Part of a data file
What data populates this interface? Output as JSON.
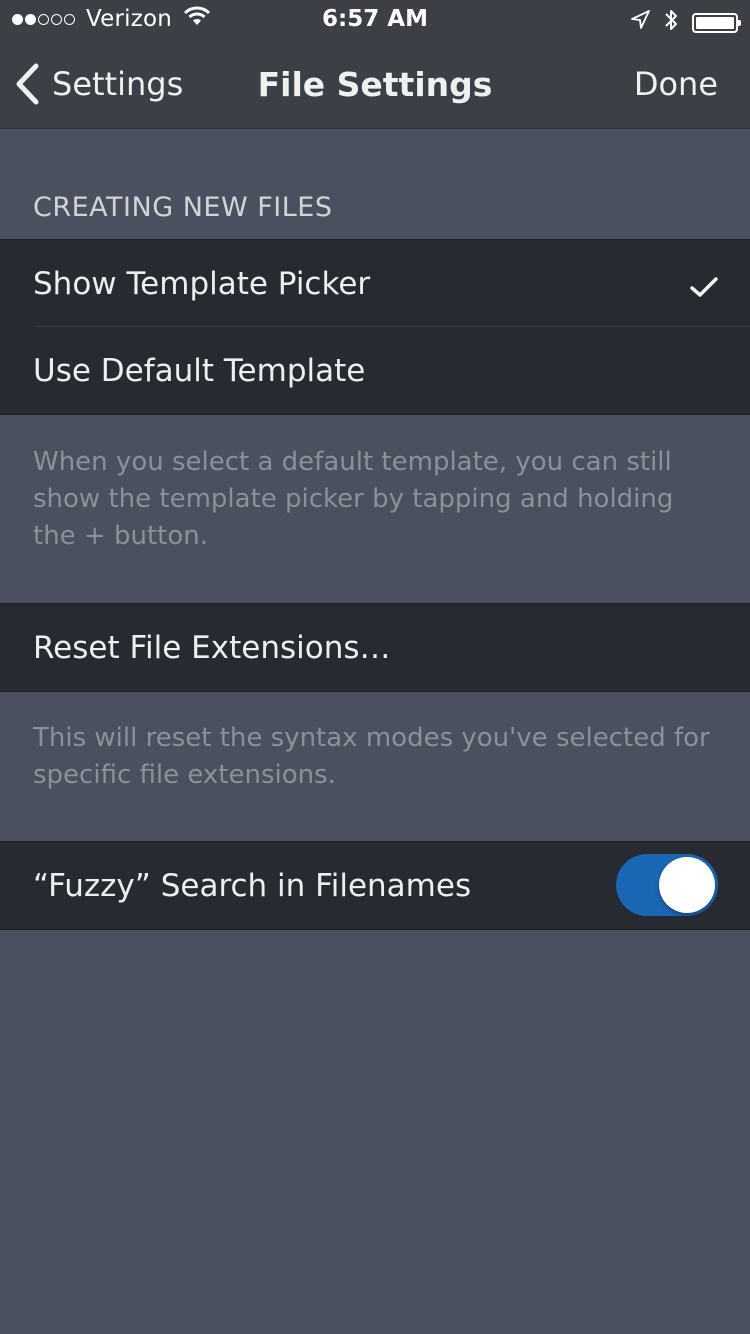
{
  "status_bar": {
    "carrier": "Verizon",
    "time": "6:57 AM",
    "signal_filled": 2,
    "signal_total": 5,
    "icons": [
      "wifi-icon",
      "location-arrow-icon",
      "bluetooth-icon",
      "battery-icon"
    ]
  },
  "nav": {
    "back_label": "Settings",
    "title": "File Settings",
    "done_label": "Done"
  },
  "section_creating": {
    "header": "CREATING NEW FILES",
    "options": [
      {
        "label": "Show Template Picker",
        "checked": true
      },
      {
        "label": "Use Default Template",
        "checked": false
      }
    ],
    "footer": "When you select a default template, you can still show the template picker by tapping and holding the + button."
  },
  "section_reset": {
    "label": "Reset File Extensions…",
    "footer": "This will reset the syntax modes you've selected for specific file extensions."
  },
  "section_fuzzy": {
    "label": "“Fuzzy” Search in Filenames",
    "enabled": true
  },
  "colors": {
    "background": "#4a505e",
    "bar": "#3b3f46",
    "cell": "#272a30",
    "toggle_on": "#1967b5"
  }
}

Task description:
Where a line contains the string "footer", extract that line.

Exercise response:
    "footer": "When you select a default template, you can still show the template picker by tapping and holding the + button."
    "footer": "This will reset the syntax modes you've selected for specific file extensions."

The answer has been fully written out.